*Exercise materials*.
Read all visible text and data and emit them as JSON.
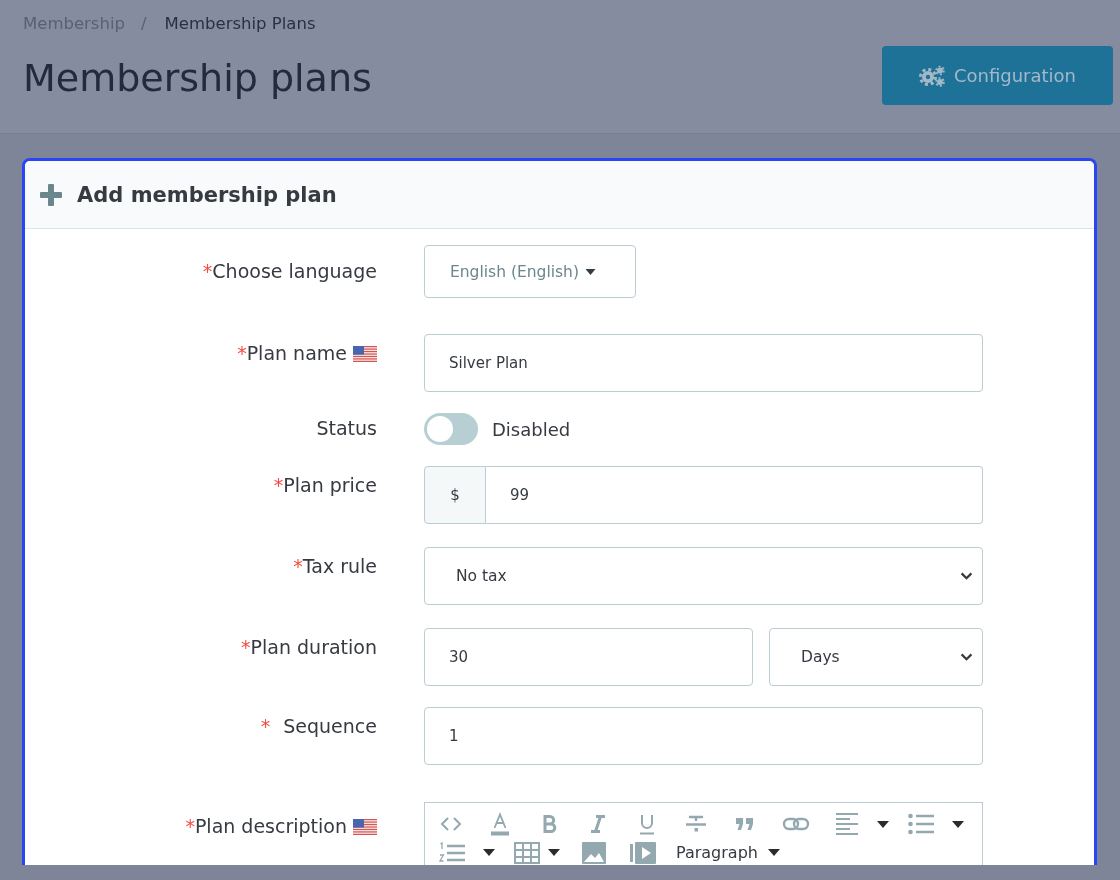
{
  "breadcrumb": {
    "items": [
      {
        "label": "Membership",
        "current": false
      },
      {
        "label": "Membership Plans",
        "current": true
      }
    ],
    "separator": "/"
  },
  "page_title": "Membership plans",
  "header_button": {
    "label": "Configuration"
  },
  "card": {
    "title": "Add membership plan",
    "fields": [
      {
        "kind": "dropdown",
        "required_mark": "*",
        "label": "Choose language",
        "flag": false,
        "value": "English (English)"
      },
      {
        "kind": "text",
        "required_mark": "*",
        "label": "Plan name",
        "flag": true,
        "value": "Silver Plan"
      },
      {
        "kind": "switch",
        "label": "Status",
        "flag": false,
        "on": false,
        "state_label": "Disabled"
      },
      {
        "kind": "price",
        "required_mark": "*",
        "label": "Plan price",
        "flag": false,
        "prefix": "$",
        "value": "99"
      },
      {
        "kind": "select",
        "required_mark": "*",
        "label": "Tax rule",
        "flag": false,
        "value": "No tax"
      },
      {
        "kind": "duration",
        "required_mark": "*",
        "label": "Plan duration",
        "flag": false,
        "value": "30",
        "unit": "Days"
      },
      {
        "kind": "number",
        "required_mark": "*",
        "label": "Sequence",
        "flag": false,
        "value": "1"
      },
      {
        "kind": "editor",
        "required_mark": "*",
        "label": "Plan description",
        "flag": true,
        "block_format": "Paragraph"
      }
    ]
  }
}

--

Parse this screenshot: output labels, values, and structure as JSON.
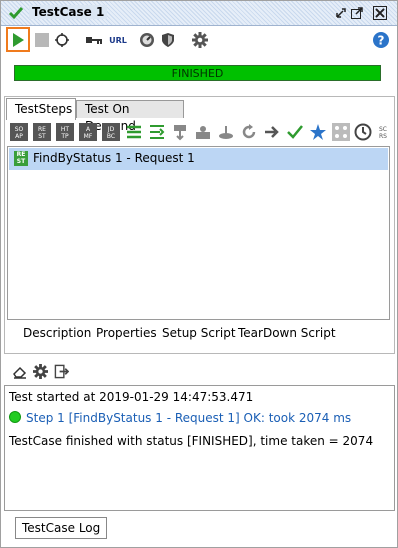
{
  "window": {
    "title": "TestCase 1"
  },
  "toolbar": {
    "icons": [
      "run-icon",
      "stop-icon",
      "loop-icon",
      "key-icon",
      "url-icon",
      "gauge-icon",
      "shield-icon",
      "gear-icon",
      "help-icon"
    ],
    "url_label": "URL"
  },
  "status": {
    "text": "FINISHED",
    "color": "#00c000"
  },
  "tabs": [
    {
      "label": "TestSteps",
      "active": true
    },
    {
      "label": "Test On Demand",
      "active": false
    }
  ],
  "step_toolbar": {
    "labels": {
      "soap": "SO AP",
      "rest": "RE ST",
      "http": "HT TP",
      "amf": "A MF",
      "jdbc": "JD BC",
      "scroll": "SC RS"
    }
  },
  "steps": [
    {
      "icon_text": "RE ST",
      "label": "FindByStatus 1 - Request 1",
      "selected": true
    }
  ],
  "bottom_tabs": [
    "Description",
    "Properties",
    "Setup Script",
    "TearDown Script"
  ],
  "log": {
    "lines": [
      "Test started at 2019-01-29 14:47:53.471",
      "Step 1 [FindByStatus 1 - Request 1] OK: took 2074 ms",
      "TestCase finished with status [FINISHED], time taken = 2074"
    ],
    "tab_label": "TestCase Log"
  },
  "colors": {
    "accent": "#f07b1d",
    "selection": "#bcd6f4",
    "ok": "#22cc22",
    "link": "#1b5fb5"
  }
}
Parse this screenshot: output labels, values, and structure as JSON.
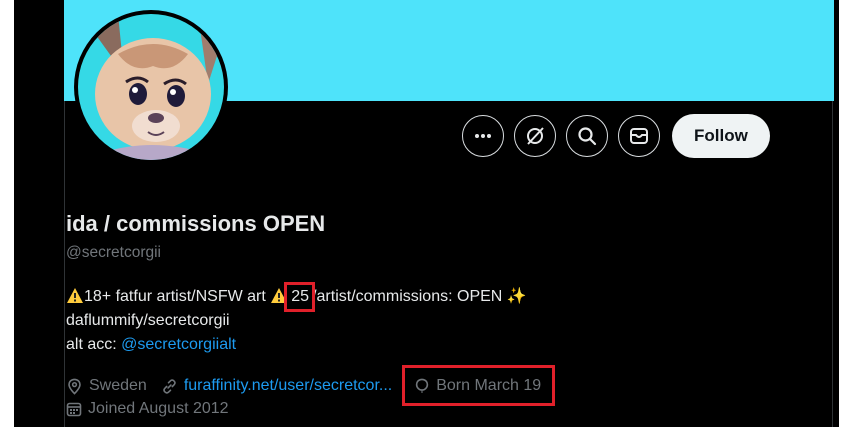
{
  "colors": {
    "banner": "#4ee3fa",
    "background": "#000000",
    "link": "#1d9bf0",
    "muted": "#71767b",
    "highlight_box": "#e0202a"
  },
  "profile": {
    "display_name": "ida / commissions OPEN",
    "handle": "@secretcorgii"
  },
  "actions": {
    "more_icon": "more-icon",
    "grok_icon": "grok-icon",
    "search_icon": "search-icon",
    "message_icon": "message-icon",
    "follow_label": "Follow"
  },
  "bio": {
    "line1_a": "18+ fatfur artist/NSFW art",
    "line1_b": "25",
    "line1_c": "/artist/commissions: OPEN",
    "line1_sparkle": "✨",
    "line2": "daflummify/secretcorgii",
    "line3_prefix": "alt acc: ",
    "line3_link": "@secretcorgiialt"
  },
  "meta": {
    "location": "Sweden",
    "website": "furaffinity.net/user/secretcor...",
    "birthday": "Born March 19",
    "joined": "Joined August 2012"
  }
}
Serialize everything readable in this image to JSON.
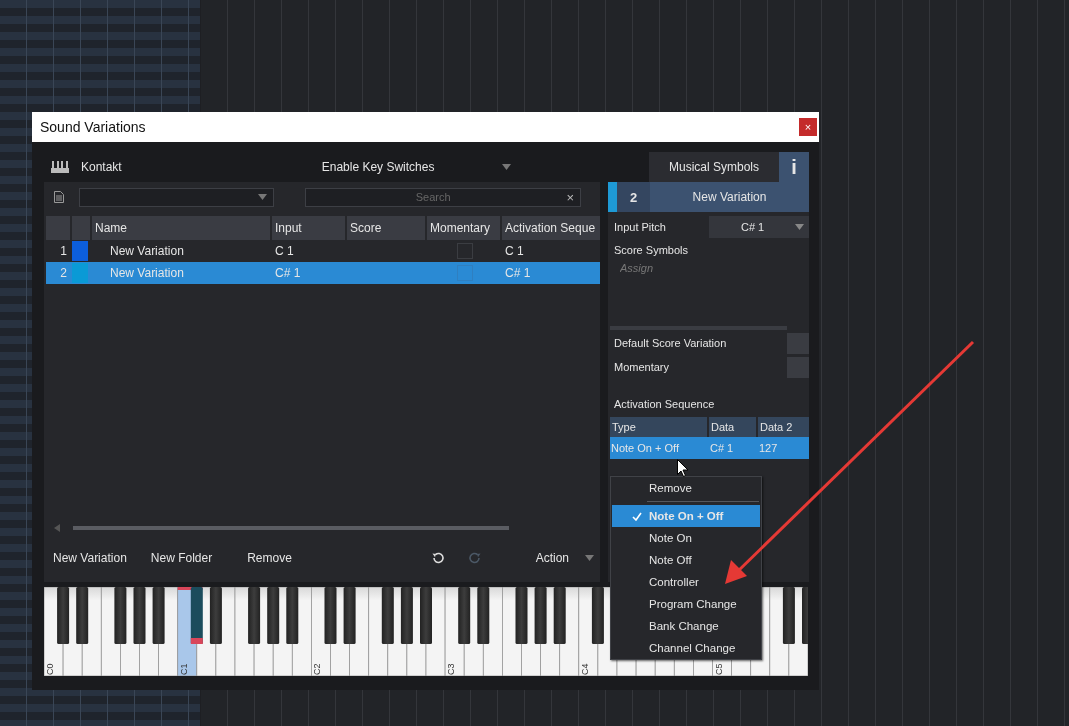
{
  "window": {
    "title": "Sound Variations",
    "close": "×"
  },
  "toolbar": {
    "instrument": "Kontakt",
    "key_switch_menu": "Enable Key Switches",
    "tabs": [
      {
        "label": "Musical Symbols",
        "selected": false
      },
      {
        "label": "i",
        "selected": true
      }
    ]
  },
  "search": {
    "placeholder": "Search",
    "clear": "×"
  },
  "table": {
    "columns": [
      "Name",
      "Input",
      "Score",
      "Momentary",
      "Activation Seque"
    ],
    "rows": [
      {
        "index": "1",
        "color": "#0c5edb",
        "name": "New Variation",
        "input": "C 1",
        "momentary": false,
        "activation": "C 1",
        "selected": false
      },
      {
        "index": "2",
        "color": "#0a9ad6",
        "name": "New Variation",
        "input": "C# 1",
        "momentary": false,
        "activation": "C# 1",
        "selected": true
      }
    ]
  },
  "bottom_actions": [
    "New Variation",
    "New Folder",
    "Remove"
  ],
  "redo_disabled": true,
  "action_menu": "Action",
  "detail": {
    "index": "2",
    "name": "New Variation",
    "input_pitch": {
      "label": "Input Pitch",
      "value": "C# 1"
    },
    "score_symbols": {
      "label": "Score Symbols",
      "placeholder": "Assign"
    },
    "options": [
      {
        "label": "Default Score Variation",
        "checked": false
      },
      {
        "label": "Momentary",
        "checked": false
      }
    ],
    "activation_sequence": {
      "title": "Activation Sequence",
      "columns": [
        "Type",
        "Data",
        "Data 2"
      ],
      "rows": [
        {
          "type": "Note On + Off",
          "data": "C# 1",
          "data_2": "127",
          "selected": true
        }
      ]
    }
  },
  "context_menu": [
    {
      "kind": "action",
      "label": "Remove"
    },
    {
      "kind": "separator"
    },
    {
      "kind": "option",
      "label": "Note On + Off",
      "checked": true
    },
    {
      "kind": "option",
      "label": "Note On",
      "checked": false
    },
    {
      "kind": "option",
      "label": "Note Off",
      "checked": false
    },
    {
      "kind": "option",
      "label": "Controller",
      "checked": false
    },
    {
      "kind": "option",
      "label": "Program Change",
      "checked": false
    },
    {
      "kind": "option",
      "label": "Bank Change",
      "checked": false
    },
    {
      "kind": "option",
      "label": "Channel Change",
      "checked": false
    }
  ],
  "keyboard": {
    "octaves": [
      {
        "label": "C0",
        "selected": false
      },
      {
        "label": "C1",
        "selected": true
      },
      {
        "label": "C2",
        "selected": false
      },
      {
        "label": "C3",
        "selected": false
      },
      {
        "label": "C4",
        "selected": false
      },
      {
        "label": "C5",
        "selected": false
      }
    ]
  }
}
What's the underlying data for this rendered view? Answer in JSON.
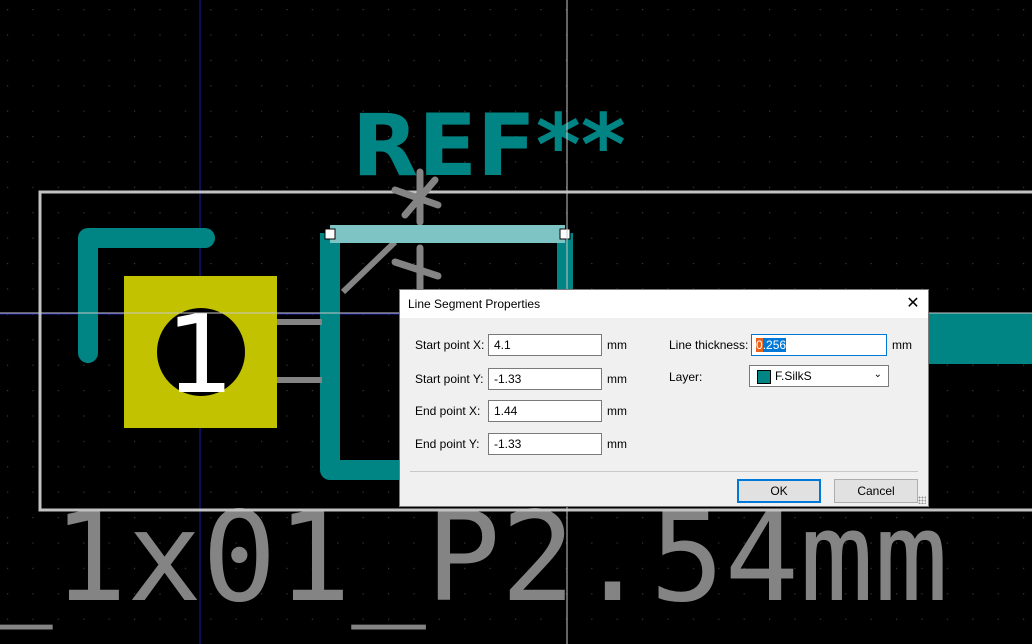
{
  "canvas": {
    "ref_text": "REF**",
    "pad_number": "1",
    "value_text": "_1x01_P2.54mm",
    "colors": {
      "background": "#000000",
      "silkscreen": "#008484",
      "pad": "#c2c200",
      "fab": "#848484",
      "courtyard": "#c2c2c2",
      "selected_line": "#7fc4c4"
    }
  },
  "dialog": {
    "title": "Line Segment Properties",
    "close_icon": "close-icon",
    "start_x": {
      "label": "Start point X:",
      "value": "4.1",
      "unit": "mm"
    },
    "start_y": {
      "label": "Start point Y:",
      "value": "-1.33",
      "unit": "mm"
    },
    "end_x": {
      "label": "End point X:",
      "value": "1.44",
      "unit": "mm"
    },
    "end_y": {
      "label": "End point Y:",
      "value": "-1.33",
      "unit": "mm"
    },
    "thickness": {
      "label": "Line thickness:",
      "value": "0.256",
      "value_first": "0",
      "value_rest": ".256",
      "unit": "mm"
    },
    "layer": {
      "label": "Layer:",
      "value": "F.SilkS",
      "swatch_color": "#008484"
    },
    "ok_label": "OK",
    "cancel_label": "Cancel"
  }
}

* * *

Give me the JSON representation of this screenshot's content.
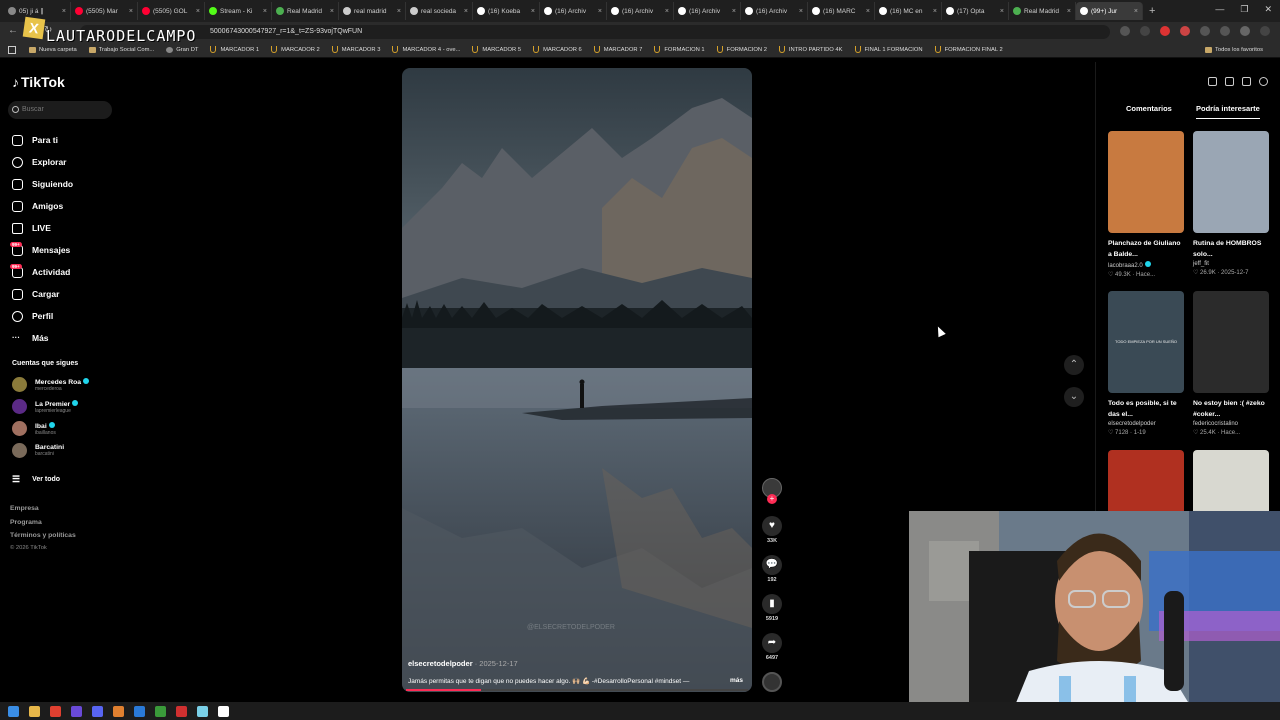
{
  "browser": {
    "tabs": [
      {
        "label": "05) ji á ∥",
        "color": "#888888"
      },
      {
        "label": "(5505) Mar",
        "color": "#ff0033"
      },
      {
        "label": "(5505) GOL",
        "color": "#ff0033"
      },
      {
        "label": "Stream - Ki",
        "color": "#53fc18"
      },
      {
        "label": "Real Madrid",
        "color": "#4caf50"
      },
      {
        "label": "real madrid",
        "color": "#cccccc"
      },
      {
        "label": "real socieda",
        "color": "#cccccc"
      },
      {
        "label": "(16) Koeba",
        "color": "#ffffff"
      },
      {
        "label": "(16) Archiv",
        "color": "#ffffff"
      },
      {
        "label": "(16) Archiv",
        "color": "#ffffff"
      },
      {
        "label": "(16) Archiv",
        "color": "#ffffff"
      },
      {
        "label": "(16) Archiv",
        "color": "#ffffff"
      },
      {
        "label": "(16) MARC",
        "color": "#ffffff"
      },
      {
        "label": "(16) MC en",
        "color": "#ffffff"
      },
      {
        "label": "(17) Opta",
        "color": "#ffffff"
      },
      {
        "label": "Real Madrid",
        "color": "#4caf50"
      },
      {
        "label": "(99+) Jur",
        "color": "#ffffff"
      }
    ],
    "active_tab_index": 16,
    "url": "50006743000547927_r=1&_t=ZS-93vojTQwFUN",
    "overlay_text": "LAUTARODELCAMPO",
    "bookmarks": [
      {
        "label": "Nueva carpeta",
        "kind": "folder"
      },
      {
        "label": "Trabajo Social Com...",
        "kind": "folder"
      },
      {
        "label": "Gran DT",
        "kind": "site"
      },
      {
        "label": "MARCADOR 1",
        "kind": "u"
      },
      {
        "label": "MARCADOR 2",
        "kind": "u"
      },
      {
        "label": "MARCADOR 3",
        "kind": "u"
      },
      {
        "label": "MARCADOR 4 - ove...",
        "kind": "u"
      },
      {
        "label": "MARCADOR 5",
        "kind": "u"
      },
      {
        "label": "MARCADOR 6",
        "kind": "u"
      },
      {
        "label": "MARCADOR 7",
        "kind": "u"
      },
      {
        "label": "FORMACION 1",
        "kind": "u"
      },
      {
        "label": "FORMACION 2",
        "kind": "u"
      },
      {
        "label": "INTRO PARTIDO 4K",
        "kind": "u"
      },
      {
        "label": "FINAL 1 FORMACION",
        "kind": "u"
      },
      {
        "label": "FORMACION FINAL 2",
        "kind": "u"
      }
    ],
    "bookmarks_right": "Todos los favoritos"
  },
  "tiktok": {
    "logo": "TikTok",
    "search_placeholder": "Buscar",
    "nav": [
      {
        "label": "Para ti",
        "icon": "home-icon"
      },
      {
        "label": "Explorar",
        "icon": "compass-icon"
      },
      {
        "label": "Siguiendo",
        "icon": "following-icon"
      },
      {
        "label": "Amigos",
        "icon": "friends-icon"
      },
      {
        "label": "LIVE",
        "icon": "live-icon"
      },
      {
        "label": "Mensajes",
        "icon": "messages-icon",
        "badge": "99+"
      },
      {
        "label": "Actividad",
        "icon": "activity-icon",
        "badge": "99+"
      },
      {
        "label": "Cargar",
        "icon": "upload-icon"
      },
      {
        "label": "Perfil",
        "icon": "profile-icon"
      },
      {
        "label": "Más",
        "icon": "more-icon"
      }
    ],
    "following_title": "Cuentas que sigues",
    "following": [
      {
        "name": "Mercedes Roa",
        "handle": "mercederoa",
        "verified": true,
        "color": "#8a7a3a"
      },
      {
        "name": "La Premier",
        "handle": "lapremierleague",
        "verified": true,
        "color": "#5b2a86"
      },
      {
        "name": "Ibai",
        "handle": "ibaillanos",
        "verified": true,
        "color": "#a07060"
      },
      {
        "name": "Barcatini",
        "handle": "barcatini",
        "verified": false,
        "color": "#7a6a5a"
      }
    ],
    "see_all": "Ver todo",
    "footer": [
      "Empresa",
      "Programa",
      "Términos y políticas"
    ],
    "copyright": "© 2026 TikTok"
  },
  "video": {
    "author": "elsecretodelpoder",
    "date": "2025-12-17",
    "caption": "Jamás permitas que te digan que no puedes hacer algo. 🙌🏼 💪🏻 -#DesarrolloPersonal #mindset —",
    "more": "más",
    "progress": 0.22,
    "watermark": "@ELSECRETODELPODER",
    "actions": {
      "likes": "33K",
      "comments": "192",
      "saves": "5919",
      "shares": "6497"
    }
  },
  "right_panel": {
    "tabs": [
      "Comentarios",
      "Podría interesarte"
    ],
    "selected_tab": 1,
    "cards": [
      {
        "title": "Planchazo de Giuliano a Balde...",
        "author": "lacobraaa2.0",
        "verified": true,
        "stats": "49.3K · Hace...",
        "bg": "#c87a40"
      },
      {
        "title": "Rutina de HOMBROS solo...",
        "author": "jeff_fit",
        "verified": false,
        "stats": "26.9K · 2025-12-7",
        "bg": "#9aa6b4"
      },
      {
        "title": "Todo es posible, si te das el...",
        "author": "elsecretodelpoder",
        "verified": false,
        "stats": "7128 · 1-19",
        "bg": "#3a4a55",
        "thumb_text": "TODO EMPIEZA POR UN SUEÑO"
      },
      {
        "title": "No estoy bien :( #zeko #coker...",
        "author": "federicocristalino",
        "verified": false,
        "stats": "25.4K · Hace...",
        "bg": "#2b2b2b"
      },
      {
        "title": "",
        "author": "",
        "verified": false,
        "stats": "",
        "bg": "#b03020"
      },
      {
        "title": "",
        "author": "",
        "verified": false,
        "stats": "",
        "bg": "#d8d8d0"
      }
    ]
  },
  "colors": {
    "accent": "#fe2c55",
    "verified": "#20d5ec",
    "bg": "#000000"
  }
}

*Description of the task*. Gather all the lines that include the word "point" and copy them out.

*Reply to the task*.
      "label": "Start point X:",
      "label": "Start point Y:",
      "label": "End point X:",
      "label": "End point Y:",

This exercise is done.